# [Set task]
Scan the material that follows. Copy every line containing the word "mempunyai".

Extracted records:
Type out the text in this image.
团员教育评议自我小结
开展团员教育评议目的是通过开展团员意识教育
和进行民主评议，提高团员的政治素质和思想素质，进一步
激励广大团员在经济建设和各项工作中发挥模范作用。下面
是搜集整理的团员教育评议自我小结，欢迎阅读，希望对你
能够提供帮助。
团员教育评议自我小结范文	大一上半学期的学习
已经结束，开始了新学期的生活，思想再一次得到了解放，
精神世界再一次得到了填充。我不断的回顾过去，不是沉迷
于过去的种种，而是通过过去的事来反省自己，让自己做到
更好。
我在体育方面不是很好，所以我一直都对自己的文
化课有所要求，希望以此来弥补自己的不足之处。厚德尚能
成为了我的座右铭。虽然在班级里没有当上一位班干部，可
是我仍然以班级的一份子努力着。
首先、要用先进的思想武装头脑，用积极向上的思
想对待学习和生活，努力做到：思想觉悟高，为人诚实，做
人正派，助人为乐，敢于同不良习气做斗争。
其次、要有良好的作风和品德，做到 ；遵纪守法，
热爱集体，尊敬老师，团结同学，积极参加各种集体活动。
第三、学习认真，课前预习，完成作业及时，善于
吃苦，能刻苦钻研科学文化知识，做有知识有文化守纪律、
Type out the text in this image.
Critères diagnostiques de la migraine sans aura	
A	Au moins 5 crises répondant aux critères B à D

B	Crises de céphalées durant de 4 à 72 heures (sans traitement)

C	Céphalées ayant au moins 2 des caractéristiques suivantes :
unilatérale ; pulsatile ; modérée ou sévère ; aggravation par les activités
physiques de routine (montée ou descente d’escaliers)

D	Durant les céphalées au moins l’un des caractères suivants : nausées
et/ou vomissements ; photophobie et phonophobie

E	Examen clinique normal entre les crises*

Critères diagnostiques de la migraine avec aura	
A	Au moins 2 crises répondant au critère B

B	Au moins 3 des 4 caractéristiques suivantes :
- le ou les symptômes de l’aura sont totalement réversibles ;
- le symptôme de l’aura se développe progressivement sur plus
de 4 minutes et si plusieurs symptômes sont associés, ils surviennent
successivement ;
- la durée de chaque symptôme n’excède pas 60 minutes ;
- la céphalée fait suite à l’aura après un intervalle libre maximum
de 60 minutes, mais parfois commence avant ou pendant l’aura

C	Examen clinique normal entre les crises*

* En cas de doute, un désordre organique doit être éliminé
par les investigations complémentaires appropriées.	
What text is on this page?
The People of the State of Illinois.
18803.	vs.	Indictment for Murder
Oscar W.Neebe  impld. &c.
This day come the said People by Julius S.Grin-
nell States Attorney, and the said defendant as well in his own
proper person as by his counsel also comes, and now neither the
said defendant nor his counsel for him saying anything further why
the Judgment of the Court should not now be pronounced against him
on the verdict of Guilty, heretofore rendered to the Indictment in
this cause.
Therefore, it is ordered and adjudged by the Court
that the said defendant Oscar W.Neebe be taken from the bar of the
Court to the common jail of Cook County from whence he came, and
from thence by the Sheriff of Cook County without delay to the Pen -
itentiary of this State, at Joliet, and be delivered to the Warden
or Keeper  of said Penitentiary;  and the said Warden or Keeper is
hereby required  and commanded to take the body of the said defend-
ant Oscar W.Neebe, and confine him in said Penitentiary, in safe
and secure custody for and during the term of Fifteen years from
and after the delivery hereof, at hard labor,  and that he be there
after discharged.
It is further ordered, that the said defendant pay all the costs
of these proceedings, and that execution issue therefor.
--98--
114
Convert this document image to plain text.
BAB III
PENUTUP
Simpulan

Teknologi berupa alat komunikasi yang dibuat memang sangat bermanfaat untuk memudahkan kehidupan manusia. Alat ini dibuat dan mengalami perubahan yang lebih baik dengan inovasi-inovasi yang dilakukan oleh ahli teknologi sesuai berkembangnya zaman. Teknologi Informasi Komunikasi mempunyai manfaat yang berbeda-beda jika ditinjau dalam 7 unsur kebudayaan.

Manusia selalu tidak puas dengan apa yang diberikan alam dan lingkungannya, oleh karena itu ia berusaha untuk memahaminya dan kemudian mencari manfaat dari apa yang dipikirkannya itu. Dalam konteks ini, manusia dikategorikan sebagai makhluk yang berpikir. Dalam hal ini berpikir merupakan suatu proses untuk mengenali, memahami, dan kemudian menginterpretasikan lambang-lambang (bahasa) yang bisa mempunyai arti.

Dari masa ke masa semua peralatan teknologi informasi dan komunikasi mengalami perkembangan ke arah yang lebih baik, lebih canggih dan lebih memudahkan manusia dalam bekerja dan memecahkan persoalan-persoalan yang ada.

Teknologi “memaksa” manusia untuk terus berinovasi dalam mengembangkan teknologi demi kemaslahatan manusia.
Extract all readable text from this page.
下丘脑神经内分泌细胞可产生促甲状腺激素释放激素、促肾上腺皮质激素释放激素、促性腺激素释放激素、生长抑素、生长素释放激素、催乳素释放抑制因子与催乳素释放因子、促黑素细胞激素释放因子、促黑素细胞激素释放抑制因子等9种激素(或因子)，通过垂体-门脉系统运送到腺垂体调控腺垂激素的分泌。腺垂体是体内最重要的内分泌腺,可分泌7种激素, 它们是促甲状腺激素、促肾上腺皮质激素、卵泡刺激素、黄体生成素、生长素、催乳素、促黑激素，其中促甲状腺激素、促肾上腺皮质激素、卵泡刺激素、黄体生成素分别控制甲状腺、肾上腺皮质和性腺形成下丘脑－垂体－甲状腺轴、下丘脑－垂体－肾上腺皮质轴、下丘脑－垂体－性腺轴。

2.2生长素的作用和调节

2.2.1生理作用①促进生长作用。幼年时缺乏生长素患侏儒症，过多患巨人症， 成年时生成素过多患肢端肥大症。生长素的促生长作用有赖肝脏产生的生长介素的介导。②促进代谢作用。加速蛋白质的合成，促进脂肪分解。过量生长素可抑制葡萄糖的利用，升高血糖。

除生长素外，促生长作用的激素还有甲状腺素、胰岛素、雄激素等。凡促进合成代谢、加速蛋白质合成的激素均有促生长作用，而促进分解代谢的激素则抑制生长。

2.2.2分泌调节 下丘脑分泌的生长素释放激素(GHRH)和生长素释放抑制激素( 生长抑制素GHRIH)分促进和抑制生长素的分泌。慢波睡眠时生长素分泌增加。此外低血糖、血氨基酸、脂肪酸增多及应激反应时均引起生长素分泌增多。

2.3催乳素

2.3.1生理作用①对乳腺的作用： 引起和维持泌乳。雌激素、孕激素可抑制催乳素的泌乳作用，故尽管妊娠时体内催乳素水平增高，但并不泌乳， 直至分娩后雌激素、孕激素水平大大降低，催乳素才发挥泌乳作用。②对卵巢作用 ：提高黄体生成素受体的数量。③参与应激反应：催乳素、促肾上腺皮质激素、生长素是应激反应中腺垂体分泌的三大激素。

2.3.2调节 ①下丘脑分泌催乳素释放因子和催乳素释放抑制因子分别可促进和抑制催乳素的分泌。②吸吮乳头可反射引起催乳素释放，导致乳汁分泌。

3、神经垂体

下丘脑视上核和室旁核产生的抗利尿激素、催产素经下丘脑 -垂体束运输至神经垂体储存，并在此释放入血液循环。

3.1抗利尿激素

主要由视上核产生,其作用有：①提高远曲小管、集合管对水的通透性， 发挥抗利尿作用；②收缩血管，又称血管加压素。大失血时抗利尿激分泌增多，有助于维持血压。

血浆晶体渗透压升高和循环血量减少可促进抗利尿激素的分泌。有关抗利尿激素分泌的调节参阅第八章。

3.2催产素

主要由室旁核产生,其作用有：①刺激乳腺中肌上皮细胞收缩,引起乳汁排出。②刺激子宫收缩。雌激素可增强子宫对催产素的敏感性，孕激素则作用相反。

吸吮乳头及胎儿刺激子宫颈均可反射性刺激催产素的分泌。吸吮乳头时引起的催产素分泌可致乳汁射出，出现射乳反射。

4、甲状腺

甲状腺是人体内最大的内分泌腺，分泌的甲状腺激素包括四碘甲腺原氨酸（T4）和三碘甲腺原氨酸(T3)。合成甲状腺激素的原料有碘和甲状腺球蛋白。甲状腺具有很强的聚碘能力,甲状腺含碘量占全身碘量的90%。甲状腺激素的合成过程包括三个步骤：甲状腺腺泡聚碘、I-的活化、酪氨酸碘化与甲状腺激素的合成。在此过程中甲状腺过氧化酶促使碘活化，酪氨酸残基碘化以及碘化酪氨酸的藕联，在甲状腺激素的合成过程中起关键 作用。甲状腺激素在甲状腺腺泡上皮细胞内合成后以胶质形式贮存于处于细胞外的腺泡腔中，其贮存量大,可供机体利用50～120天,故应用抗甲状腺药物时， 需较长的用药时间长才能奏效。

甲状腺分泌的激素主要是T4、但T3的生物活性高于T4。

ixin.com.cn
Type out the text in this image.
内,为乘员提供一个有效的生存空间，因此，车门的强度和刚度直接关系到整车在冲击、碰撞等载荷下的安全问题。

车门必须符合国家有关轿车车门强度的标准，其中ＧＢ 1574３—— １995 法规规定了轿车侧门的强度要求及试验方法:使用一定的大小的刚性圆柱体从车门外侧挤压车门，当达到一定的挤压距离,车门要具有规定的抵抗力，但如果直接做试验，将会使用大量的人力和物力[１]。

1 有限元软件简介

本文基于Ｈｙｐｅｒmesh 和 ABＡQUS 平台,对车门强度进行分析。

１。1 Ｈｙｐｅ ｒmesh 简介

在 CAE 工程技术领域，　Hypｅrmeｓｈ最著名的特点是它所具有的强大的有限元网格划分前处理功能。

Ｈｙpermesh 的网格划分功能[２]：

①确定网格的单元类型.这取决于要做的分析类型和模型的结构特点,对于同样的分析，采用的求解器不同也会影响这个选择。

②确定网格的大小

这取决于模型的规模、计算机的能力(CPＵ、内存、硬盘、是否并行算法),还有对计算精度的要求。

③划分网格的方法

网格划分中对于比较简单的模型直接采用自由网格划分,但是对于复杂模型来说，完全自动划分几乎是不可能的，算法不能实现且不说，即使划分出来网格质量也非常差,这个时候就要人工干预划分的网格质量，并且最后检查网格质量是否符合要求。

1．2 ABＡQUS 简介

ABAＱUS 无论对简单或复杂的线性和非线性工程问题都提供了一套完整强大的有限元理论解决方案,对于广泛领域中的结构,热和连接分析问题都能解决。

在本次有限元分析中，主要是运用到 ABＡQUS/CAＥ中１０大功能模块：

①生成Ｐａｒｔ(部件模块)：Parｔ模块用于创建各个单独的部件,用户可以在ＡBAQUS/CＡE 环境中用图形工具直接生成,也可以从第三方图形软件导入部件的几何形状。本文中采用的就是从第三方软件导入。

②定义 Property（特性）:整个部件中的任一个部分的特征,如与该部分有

# [Result of the task]
Teknologi berupa alat komunikasi yang dibuat memang sangat bermanfaat untuk memudahkan kehidupan manusia. Alat ini dibuat dan mengalami perubahan yang lebih baik dengan inovasi-inovasi yang dilakukan oleh ahli teknologi sesuai berkembangnya zaman. Teknologi Informasi Komunikasi mempunyai manfaat yang berbeda-beda jika ditinjau dalam 7 unsur kebudayaan.
Manusia selalu tidak puas dengan apa yang diberikan alam dan lingkungannya, oleh karena itu ia berusaha untuk memahaminya dan kemudian mencari manfaat dari apa yang dipikirkannya itu. Dalam konteks ini, manusia dikategorikan sebagai makhluk yang berpikir. Dalam hal ini berpikir merupakan suatu proses untuk mengenali, memahami, dan kemudian menginterpretasikan lambang-lambang (bahasa) yang bisa mempunyai arti.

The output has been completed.